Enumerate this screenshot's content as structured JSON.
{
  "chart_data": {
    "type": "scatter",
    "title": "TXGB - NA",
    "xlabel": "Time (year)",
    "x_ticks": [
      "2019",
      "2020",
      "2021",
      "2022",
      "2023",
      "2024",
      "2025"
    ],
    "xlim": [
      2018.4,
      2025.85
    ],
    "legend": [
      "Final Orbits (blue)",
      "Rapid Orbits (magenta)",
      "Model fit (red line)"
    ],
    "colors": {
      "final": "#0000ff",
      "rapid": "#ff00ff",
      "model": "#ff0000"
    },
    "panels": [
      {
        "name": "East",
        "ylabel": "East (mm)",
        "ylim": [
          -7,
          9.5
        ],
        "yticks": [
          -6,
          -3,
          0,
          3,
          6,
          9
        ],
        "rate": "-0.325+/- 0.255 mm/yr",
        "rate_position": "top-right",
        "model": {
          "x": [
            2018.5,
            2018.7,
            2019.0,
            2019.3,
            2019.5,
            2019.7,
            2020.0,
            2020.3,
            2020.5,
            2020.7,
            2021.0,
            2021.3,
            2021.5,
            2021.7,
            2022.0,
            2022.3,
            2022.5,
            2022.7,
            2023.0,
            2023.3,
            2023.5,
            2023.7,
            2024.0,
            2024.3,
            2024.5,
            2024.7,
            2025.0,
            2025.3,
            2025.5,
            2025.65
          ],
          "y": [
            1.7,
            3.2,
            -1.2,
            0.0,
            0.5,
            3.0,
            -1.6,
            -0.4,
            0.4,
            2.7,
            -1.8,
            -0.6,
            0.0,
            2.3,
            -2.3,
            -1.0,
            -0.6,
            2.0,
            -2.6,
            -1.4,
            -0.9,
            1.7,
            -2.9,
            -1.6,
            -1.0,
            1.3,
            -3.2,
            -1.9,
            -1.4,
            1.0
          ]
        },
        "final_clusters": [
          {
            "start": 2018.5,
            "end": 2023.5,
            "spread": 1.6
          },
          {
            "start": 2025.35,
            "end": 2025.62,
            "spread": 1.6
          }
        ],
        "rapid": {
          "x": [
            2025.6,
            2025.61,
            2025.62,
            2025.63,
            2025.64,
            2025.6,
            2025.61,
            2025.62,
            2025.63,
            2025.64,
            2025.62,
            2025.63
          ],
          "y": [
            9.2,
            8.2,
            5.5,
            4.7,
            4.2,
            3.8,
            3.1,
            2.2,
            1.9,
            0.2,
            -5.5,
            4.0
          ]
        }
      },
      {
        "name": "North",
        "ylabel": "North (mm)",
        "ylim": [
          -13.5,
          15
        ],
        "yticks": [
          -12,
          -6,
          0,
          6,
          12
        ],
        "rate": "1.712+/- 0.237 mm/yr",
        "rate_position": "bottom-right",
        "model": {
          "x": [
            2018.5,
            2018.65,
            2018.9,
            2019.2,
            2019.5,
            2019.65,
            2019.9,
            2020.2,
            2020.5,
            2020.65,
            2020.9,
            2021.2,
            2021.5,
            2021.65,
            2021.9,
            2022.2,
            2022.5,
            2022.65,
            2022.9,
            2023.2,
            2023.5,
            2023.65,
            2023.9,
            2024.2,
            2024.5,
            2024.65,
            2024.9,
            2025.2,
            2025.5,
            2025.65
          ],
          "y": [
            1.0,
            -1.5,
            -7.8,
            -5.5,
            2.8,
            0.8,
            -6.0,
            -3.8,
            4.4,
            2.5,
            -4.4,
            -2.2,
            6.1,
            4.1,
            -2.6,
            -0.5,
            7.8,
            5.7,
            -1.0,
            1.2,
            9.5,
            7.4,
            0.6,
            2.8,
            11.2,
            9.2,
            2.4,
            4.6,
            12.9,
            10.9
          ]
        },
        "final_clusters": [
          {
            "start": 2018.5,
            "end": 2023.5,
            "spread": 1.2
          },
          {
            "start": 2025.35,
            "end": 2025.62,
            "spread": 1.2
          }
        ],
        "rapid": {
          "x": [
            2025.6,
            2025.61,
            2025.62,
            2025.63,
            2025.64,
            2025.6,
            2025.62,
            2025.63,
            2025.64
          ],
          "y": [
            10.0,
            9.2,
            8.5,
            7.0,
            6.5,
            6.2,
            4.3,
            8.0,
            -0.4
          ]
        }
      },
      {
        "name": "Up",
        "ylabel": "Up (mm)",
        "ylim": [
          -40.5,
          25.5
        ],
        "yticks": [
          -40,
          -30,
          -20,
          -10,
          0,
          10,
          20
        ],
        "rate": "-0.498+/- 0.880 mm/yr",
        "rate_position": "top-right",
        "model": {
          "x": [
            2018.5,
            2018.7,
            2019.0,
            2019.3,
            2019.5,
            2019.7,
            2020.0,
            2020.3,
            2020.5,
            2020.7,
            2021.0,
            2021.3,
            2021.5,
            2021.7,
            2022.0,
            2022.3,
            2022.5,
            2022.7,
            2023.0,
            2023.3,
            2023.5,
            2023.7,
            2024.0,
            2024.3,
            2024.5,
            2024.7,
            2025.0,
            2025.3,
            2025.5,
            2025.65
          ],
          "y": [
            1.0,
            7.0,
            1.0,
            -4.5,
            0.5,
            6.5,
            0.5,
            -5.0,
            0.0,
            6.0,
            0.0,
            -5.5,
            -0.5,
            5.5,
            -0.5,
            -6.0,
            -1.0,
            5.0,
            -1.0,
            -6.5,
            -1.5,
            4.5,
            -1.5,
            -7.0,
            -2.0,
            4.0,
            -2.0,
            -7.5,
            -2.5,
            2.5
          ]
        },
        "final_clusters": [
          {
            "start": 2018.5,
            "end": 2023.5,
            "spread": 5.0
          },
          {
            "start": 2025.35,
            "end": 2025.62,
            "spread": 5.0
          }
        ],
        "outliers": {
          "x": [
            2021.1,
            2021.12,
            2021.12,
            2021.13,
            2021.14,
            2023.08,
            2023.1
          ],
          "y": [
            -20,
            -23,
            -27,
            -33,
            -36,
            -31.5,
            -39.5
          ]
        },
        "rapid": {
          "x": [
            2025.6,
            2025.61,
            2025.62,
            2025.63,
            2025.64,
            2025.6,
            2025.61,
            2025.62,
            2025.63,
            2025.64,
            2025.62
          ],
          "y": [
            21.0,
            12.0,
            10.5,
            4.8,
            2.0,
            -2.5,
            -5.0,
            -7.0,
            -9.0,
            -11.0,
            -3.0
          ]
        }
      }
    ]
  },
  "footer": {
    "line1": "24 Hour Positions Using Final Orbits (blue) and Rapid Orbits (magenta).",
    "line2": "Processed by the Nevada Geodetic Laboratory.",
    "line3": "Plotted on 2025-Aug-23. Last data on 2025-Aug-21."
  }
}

------------------------------------------------------------------------

▶ [What you are asked to do] Write the data back out verbatim.

▶ [Result]
Enumerate this screenshot's content as structured JSON.
{
  "chart_data": {
    "type": "scatter",
    "title": "TXGB - NA",
    "xlabel": "Time (year)",
    "x_ticks": [
      "2019",
      "2020",
      "2021",
      "2022",
      "2023",
      "2024",
      "2025"
    ],
    "xlim": [
      2018.4,
      2025.85
    ],
    "legend": [
      "Final Orbits (blue)",
      "Rapid Orbits (magenta)",
      "Model fit (red line)"
    ],
    "colors": {
      "final": "#0000ff",
      "rapid": "#ff00ff",
      "model": "#ff0000"
    },
    "panels": [
      {
        "name": "East",
        "ylabel": "East (mm)",
        "ylim": [
          -7,
          9.5
        ],
        "yticks": [
          -6,
          -3,
          0,
          3,
          6,
          9
        ],
        "rate": "-0.325+/- 0.255 mm/yr",
        "rate_position": "top-right",
        "model": {
          "x": [
            2018.5,
            2018.7,
            2019.0,
            2019.3,
            2019.5,
            2019.7,
            2020.0,
            2020.3,
            2020.5,
            2020.7,
            2021.0,
            2021.3,
            2021.5,
            2021.7,
            2022.0,
            2022.3,
            2022.5,
            2022.7,
            2023.0,
            2023.3,
            2023.5,
            2023.7,
            2024.0,
            2024.3,
            2024.5,
            2024.7,
            2025.0,
            2025.3,
            2025.5,
            2025.65
          ],
          "y": [
            1.7,
            3.2,
            -1.2,
            0.0,
            0.5,
            3.0,
            -1.6,
            -0.4,
            0.4,
            2.7,
            -1.8,
            -0.6,
            0.0,
            2.3,
            -2.3,
            -1.0,
            -0.6,
            2.0,
            -2.6,
            -1.4,
            -0.9,
            1.7,
            -2.9,
            -1.6,
            -1.0,
            1.3,
            -3.2,
            -1.9,
            -1.4,
            1.0
          ]
        },
        "final_clusters": [
          {
            "start": 2018.5,
            "end": 2023.5,
            "spread": 1.6
          },
          {
            "start": 2025.35,
            "end": 2025.62,
            "spread": 1.6
          }
        ],
        "rapid": {
          "x": [
            2025.6,
            2025.61,
            2025.62,
            2025.63,
            2025.64,
            2025.6,
            2025.61,
            2025.62,
            2025.63,
            2025.64,
            2025.62,
            2025.63
          ],
          "y": [
            9.2,
            8.2,
            5.5,
            4.7,
            4.2,
            3.8,
            3.1,
            2.2,
            1.9,
            0.2,
            -5.5,
            4.0
          ]
        }
      },
      {
        "name": "North",
        "ylabel": "North (mm)",
        "ylim": [
          -13.5,
          15
        ],
        "yticks": [
          -12,
          -6,
          0,
          6,
          12
        ],
        "rate": "1.712+/- 0.237 mm/yr",
        "rate_position": "bottom-right",
        "model": {
          "x": [
            2018.5,
            2018.65,
            2018.9,
            2019.2,
            2019.5,
            2019.65,
            2019.9,
            2020.2,
            2020.5,
            2020.65,
            2020.9,
            2021.2,
            2021.5,
            2021.65,
            2021.9,
            2022.2,
            2022.5,
            2022.65,
            2022.9,
            2023.2,
            2023.5,
            2023.65,
            2023.9,
            2024.2,
            2024.5,
            2024.65,
            2024.9,
            2025.2,
            2025.5,
            2025.65
          ],
          "y": [
            1.0,
            -1.5,
            -7.8,
            -5.5,
            2.8,
            0.8,
            -6.0,
            -3.8,
            4.4,
            2.5,
            -4.4,
            -2.2,
            6.1,
            4.1,
            -2.6,
            -0.5,
            7.8,
            5.7,
            -1.0,
            1.2,
            9.5,
            7.4,
            0.6,
            2.8,
            11.2,
            9.2,
            2.4,
            4.6,
            12.9,
            10.9
          ]
        },
        "final_clusters": [
          {
            "start": 2018.5,
            "end": 2023.5,
            "spread": 1.2
          },
          {
            "start": 2025.35,
            "end": 2025.62,
            "spread": 1.2
          }
        ],
        "rapid": {
          "x": [
            2025.6,
            2025.61,
            2025.62,
            2025.63,
            2025.64,
            2025.6,
            2025.62,
            2025.63,
            2025.64
          ],
          "y": [
            10.0,
            9.2,
            8.5,
            7.0,
            6.5,
            6.2,
            4.3,
            8.0,
            -0.4
          ]
        }
      },
      {
        "name": "Up",
        "ylabel": "Up (mm)",
        "ylim": [
          -40.5,
          25.5
        ],
        "yticks": [
          -40,
          -30,
          -20,
          -10,
          0,
          10,
          20
        ],
        "rate": "-0.498+/- 0.880 mm/yr",
        "rate_position": "top-right",
        "model": {
          "x": [
            2018.5,
            2018.7,
            2019.0,
            2019.3,
            2019.5,
            2019.7,
            2020.0,
            2020.3,
            2020.5,
            2020.7,
            2021.0,
            2021.3,
            2021.5,
            2021.7,
            2022.0,
            2022.3,
            2022.5,
            2022.7,
            2023.0,
            2023.3,
            2023.5,
            2023.7,
            2024.0,
            2024.3,
            2024.5,
            2024.7,
            2025.0,
            2025.3,
            2025.5,
            2025.65
          ],
          "y": [
            1.0,
            7.0,
            1.0,
            -4.5,
            0.5,
            6.5,
            0.5,
            -5.0,
            0.0,
            6.0,
            0.0,
            -5.5,
            -0.5,
            5.5,
            -0.5,
            -6.0,
            -1.0,
            5.0,
            -1.0,
            -6.5,
            -1.5,
            4.5,
            -1.5,
            -7.0,
            -2.0,
            4.0,
            -2.0,
            -7.5,
            -2.5,
            2.5
          ]
        },
        "final_clusters": [
          {
            "start": 2018.5,
            "end": 2023.5,
            "spread": 5.0
          },
          {
            "start": 2025.35,
            "end": 2025.62,
            "spread": 5.0
          }
        ],
        "outliers": {
          "x": [
            2021.1,
            2021.12,
            2021.12,
            2021.13,
            2021.14,
            2023.08,
            2023.1
          ],
          "y": [
            -20,
            -23,
            -27,
            -33,
            -36,
            -31.5,
            -39.5
          ]
        },
        "rapid": {
          "x": [
            2025.6,
            2025.61,
            2025.62,
            2025.63,
            2025.64,
            2025.6,
            2025.61,
            2025.62,
            2025.63,
            2025.64,
            2025.62
          ],
          "y": [
            21.0,
            12.0,
            10.5,
            4.8,
            2.0,
            -2.5,
            -5.0,
            -7.0,
            -9.0,
            -11.0,
            -3.0
          ]
        }
      }
    ]
  },
  "footer": {
    "line1": "24 Hour Positions Using Final Orbits (blue) and Rapid Orbits (magenta).",
    "line2": "Processed by the Nevada Geodetic Laboratory.",
    "line3": "Plotted on 2025-Aug-23. Last data on 2025-Aug-21."
  }
}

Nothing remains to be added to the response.